Supplied entries>

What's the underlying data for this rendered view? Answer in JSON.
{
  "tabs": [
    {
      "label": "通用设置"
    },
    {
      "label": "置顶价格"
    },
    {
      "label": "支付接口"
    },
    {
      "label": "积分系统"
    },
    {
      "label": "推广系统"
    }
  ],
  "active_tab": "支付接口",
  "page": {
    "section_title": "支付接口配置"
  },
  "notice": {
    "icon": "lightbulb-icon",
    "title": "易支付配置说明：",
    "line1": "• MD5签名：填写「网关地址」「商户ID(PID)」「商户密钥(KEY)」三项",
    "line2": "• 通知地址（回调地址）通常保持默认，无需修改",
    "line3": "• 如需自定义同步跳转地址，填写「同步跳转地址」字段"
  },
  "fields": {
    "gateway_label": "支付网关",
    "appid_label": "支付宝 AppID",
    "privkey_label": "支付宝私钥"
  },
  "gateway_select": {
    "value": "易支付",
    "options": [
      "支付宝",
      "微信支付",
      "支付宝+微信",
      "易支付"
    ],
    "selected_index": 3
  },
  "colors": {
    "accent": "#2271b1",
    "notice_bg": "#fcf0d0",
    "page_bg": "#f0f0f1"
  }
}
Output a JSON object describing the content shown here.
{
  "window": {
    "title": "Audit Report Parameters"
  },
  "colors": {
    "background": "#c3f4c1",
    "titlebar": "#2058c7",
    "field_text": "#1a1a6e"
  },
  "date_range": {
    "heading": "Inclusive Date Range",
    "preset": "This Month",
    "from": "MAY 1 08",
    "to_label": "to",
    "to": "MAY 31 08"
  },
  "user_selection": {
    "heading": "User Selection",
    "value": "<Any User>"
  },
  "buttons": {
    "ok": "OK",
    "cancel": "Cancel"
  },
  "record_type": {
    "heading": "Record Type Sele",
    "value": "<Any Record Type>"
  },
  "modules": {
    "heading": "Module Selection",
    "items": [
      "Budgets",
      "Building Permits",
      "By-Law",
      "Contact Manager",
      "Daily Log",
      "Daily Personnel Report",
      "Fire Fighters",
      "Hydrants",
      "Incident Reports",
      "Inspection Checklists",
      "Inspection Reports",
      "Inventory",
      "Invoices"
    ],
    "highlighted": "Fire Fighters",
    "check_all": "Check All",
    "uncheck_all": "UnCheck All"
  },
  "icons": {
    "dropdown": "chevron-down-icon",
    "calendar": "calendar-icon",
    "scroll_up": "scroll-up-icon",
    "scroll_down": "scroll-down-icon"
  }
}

Given instruction>
Pull out all lines containing "Inspection".

Worked solution>
      "Inspection Checklists",
      "Inspection Reports",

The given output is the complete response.